**Prompt:**
All lines holding the string "content" are to be shown.
%%
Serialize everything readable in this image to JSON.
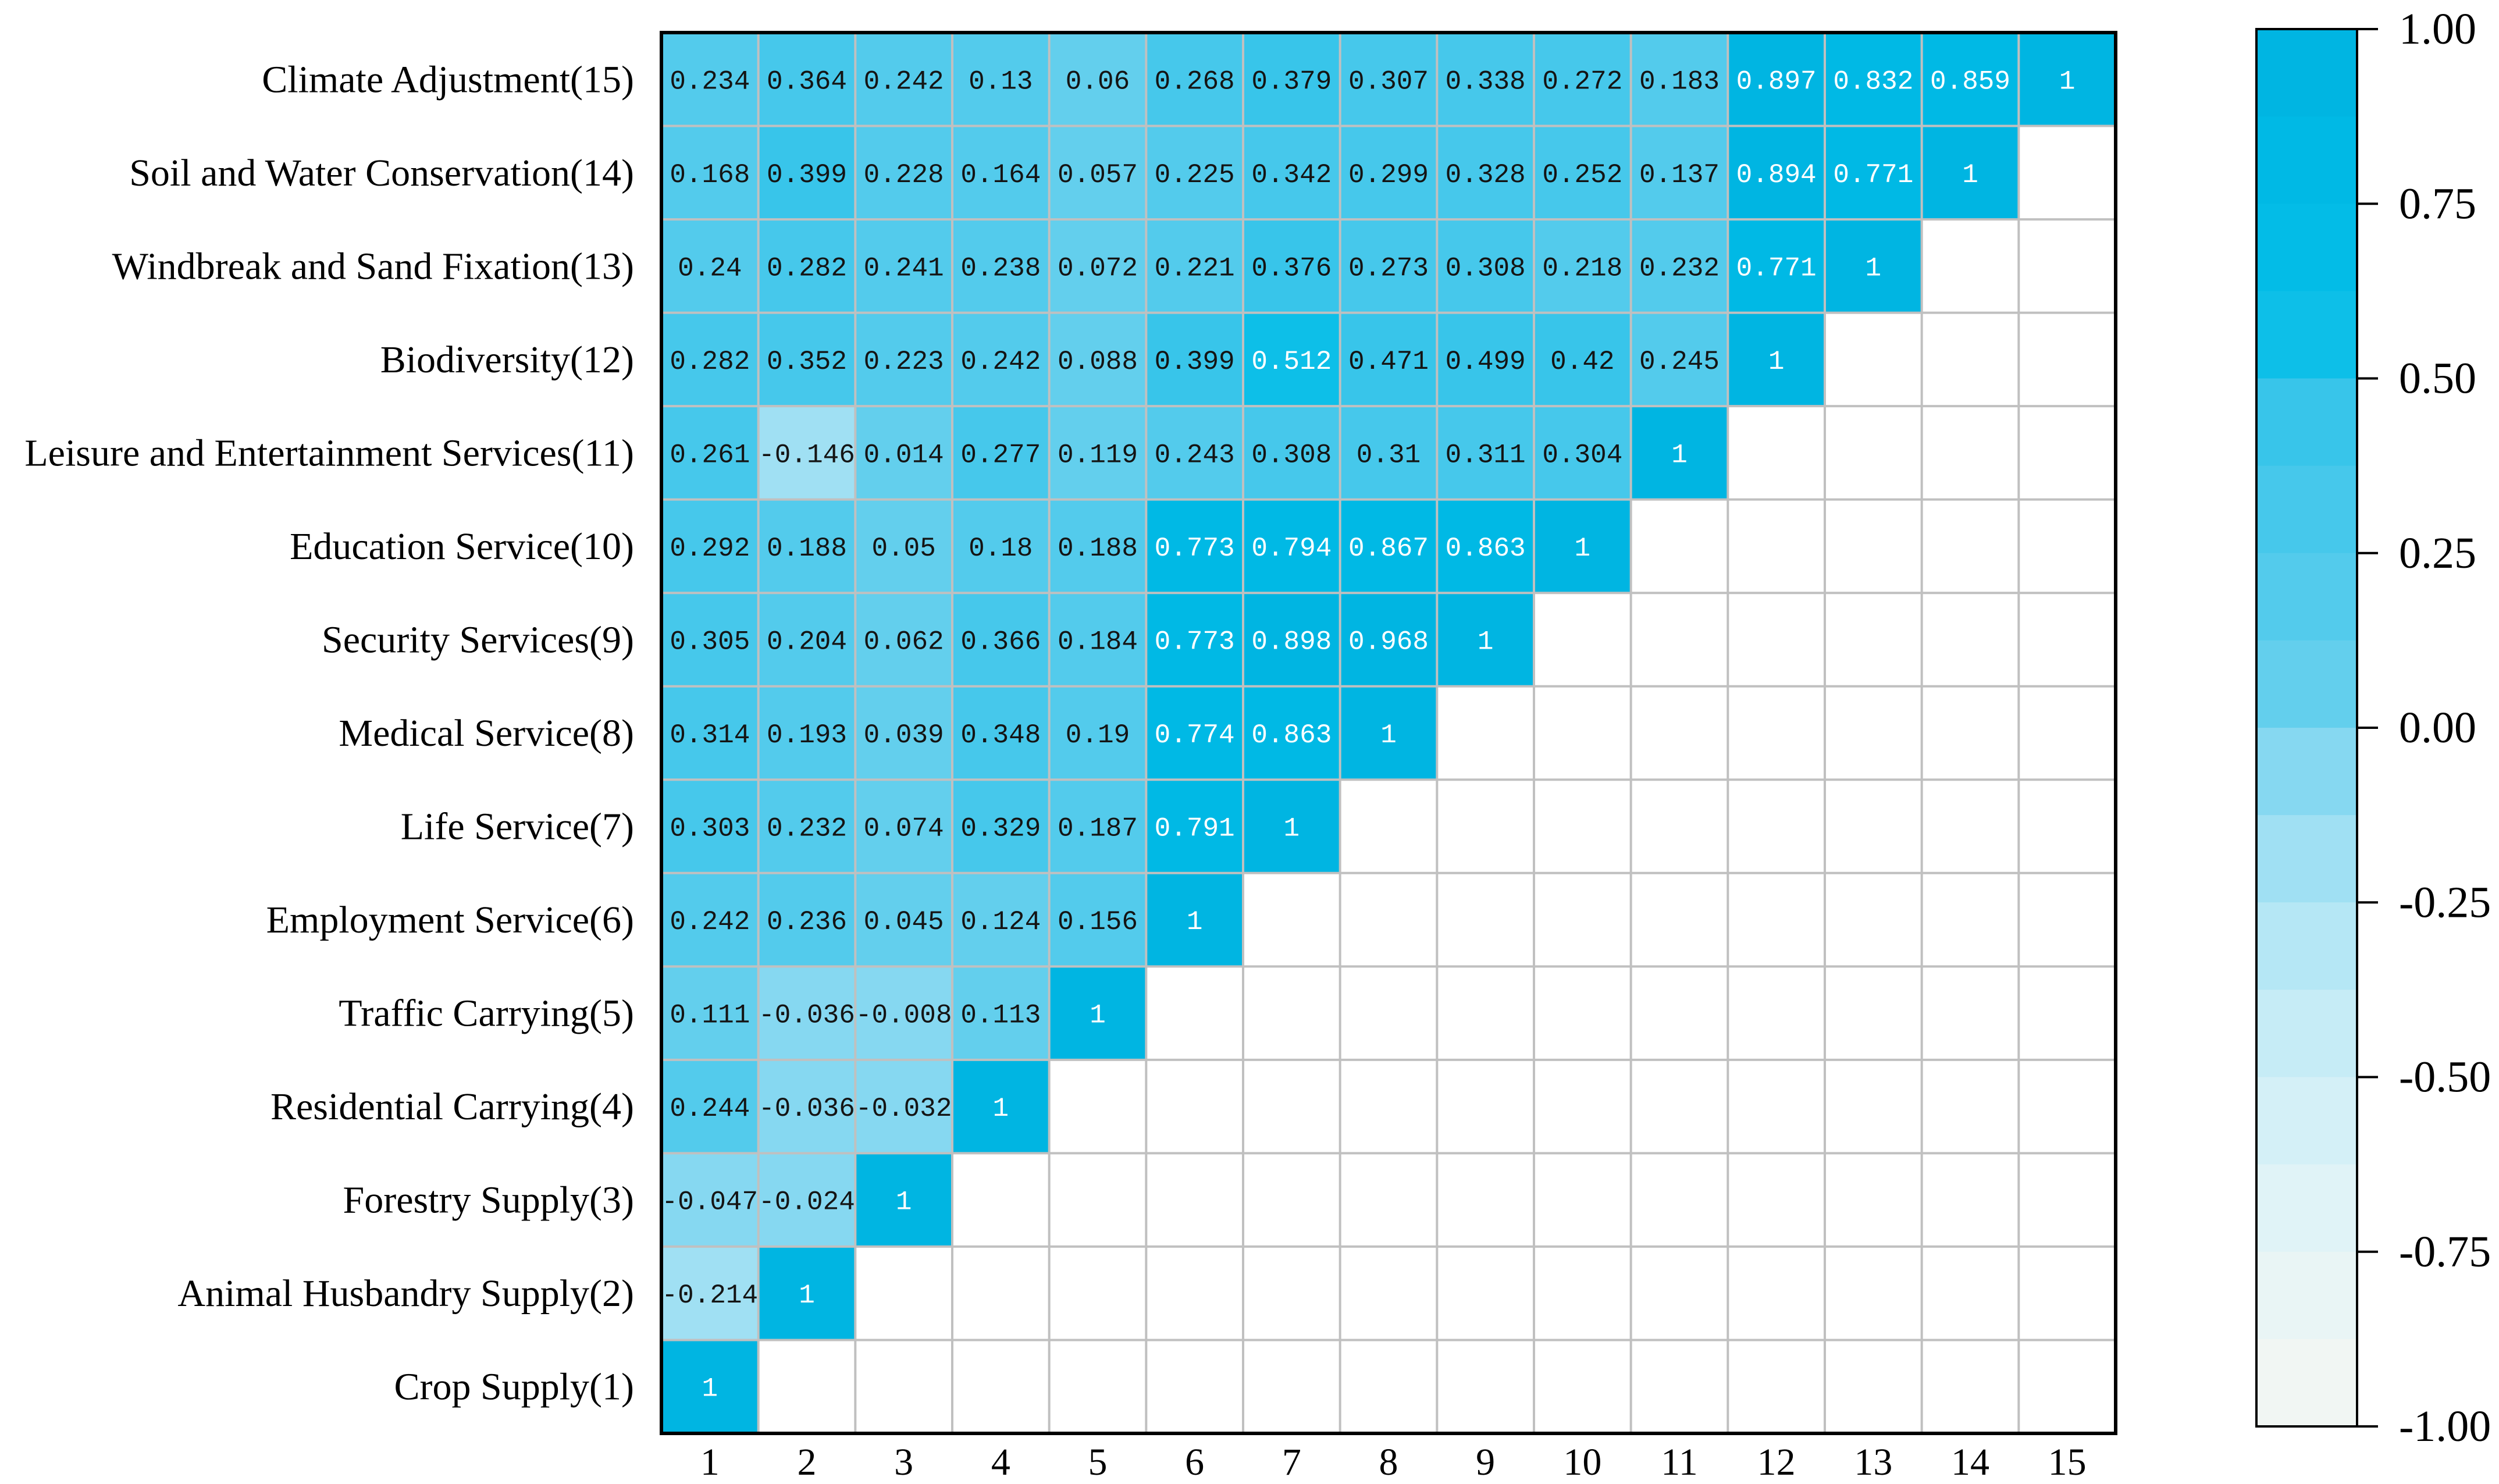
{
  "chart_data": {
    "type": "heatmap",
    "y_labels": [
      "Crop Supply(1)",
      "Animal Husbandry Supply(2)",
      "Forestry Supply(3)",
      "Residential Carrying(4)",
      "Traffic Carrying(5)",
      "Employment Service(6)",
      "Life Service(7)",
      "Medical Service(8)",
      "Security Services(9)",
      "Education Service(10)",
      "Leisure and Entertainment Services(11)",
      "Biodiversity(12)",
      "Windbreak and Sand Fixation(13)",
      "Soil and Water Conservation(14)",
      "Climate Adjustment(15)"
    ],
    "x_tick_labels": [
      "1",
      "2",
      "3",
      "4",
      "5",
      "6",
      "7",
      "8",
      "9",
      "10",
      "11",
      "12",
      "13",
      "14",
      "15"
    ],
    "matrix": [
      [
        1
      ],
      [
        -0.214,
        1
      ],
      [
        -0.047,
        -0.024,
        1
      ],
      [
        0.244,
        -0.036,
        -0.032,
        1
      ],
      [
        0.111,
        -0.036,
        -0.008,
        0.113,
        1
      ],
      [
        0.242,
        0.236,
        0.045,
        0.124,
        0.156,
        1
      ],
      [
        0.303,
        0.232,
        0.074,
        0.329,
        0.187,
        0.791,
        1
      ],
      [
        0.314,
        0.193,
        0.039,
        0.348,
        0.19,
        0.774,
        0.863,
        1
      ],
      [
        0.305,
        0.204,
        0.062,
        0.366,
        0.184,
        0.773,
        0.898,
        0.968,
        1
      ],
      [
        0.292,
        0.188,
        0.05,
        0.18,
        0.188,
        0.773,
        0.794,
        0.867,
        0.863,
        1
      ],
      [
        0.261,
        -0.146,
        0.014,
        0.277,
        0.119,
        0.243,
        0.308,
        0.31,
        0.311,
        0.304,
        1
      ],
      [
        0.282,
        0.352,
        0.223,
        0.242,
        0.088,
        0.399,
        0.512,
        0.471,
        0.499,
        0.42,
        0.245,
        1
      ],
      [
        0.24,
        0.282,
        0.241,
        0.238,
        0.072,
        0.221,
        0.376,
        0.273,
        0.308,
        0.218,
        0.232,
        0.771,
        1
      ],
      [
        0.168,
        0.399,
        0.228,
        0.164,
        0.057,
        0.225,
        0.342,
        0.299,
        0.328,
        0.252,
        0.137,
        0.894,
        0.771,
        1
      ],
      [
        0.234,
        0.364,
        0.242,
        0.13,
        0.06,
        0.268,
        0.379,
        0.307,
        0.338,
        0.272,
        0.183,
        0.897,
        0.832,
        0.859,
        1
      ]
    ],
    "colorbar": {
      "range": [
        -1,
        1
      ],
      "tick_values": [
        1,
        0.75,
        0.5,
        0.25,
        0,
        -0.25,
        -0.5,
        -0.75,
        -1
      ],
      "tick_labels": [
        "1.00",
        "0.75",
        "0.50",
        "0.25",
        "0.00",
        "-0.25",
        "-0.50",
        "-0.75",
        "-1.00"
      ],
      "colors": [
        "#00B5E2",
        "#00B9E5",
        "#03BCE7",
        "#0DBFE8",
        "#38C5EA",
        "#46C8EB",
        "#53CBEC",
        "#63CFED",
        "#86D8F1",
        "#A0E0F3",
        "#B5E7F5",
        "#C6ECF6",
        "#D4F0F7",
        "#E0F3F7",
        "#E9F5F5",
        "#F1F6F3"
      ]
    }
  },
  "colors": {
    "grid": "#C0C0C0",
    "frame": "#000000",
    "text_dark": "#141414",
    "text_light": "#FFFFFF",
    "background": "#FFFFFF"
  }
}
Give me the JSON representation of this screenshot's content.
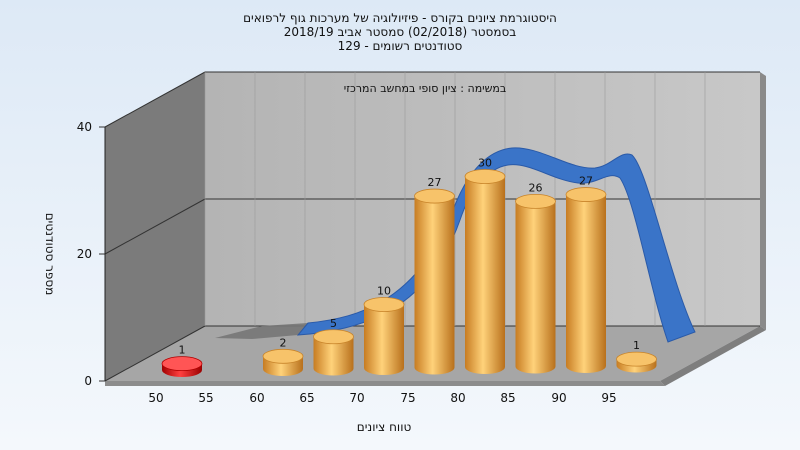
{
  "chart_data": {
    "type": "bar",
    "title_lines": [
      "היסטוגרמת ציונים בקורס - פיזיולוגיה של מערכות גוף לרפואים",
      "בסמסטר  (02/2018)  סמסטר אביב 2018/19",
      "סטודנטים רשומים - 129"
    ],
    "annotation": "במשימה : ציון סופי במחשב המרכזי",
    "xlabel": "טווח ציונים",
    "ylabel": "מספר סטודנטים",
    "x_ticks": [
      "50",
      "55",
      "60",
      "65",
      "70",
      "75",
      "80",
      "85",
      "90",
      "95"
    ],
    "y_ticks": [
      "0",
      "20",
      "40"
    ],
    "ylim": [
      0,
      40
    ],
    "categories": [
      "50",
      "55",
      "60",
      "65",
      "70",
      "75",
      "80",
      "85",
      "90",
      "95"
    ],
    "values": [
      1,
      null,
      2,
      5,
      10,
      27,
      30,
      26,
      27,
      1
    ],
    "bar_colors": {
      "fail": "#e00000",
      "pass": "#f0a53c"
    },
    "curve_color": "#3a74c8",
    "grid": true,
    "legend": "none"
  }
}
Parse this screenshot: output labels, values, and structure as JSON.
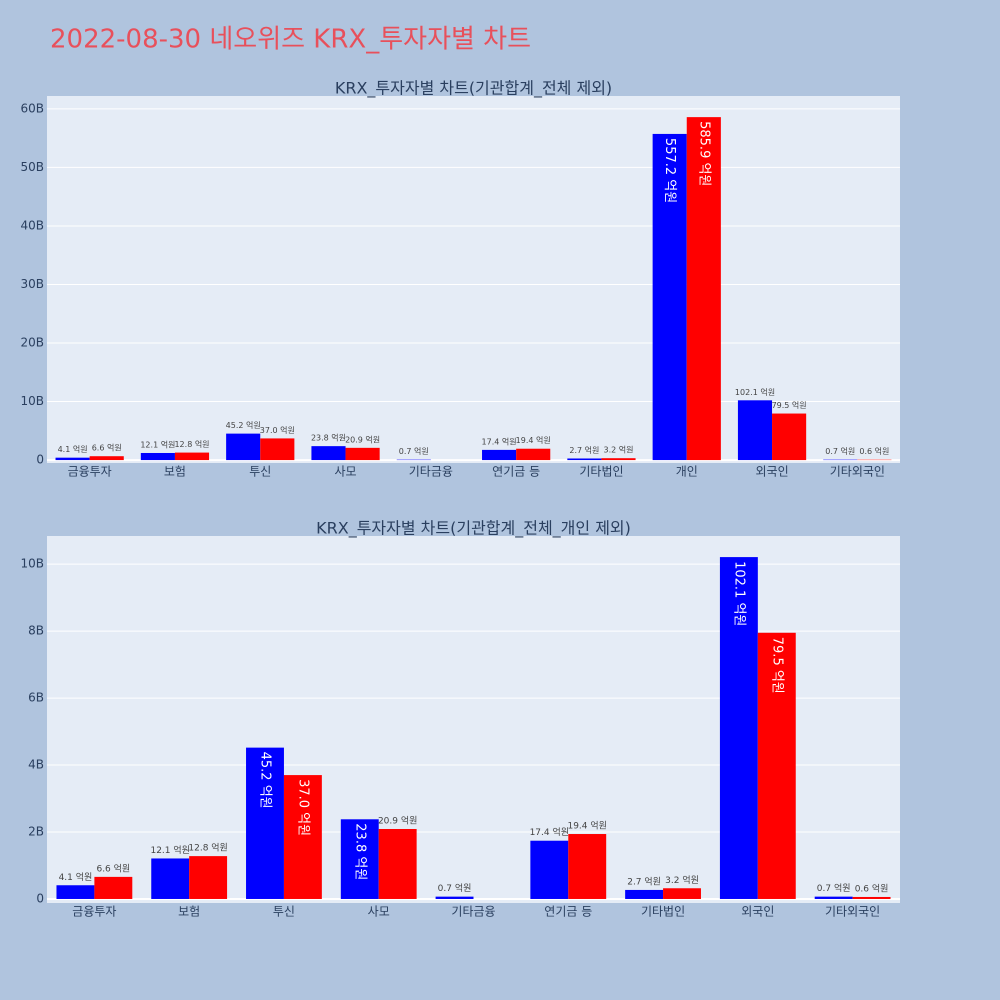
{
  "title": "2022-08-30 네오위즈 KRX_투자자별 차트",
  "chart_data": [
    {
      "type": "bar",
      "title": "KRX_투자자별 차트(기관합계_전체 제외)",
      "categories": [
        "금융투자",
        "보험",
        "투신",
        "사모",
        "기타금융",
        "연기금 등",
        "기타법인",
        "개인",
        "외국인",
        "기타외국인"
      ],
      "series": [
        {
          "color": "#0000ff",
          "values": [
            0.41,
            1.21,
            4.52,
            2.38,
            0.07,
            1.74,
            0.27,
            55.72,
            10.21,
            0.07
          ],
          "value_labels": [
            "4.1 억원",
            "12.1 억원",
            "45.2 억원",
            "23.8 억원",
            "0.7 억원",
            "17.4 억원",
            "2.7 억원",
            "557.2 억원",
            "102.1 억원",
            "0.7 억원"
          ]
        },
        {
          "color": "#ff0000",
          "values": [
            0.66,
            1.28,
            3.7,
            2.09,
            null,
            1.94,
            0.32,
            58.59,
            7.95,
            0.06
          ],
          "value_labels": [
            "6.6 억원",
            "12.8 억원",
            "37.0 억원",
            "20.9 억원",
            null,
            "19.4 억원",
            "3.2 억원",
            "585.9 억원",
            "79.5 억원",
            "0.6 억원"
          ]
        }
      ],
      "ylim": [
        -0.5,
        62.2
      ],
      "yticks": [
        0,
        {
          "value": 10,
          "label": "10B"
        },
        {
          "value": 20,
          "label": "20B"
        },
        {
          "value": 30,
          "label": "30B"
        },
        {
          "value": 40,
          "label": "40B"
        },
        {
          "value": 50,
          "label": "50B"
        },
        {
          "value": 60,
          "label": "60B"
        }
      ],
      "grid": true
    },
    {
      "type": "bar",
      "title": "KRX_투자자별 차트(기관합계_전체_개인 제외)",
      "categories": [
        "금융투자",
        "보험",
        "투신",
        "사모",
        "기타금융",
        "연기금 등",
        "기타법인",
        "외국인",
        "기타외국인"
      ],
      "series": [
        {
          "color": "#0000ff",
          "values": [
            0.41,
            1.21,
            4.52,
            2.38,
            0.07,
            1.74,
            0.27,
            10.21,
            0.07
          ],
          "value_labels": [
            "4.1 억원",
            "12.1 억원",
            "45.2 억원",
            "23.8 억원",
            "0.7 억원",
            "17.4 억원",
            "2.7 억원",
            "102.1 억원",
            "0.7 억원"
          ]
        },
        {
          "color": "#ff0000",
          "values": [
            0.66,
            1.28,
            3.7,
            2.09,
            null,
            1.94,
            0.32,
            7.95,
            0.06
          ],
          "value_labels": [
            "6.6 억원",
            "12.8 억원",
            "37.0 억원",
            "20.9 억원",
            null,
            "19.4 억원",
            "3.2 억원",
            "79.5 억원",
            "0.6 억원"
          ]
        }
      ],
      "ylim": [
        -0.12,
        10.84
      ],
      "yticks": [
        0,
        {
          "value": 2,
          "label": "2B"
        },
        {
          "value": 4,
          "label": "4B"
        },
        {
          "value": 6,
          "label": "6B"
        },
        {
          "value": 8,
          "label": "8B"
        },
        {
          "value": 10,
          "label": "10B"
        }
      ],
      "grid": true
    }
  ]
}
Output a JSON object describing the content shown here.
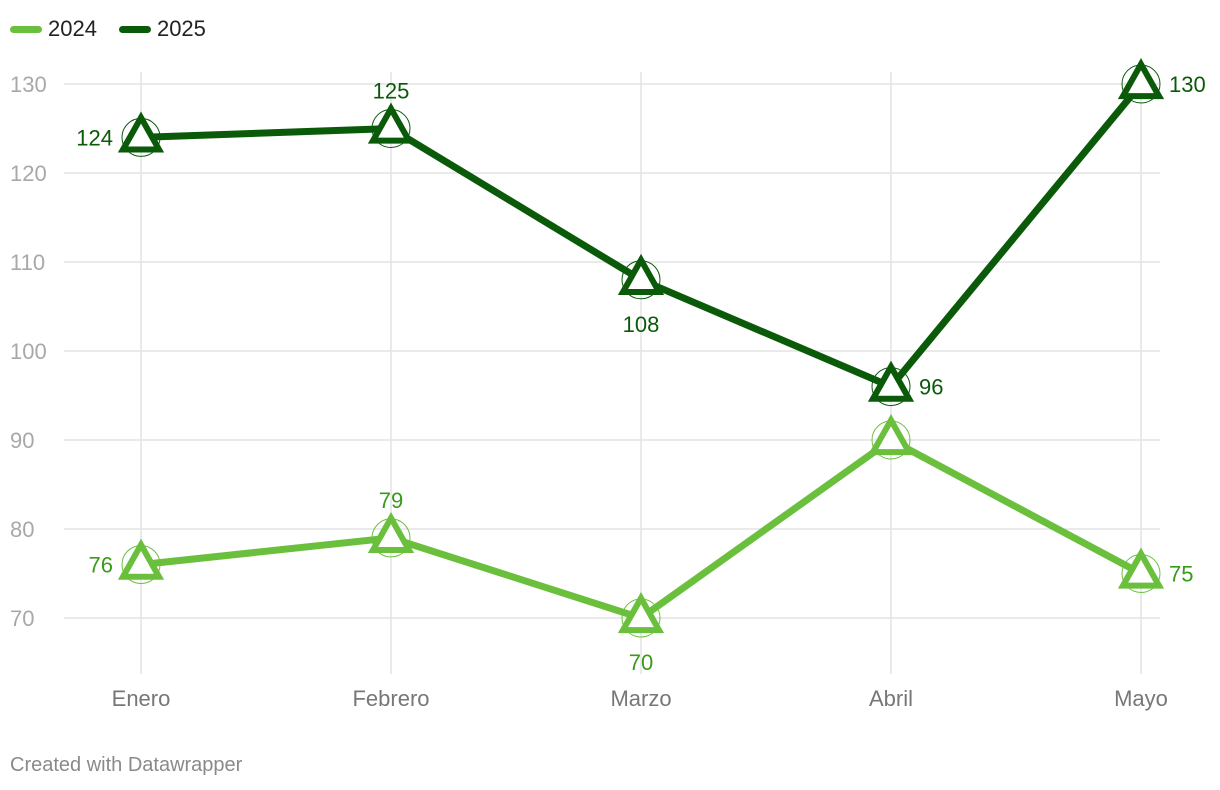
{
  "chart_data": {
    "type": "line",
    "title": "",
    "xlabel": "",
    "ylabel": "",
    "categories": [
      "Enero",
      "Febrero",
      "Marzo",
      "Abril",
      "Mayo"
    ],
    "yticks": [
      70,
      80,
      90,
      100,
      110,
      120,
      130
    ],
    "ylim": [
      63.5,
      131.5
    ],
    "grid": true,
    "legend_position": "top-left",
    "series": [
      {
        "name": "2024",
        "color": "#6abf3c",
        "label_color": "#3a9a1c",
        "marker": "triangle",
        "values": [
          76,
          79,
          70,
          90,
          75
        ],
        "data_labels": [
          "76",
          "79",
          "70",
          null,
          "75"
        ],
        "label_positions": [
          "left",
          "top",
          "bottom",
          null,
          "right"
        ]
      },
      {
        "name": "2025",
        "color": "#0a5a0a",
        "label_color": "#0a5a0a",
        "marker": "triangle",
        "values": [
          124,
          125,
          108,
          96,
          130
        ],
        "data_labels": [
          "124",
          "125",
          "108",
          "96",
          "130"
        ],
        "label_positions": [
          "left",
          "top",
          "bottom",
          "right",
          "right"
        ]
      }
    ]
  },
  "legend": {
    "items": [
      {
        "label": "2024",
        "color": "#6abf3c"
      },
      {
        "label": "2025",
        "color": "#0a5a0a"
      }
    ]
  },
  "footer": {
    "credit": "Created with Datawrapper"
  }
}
%%
**Reply:**
Give me the JSON representation of this screenshot's content.
Output a JSON object describing the content shown here.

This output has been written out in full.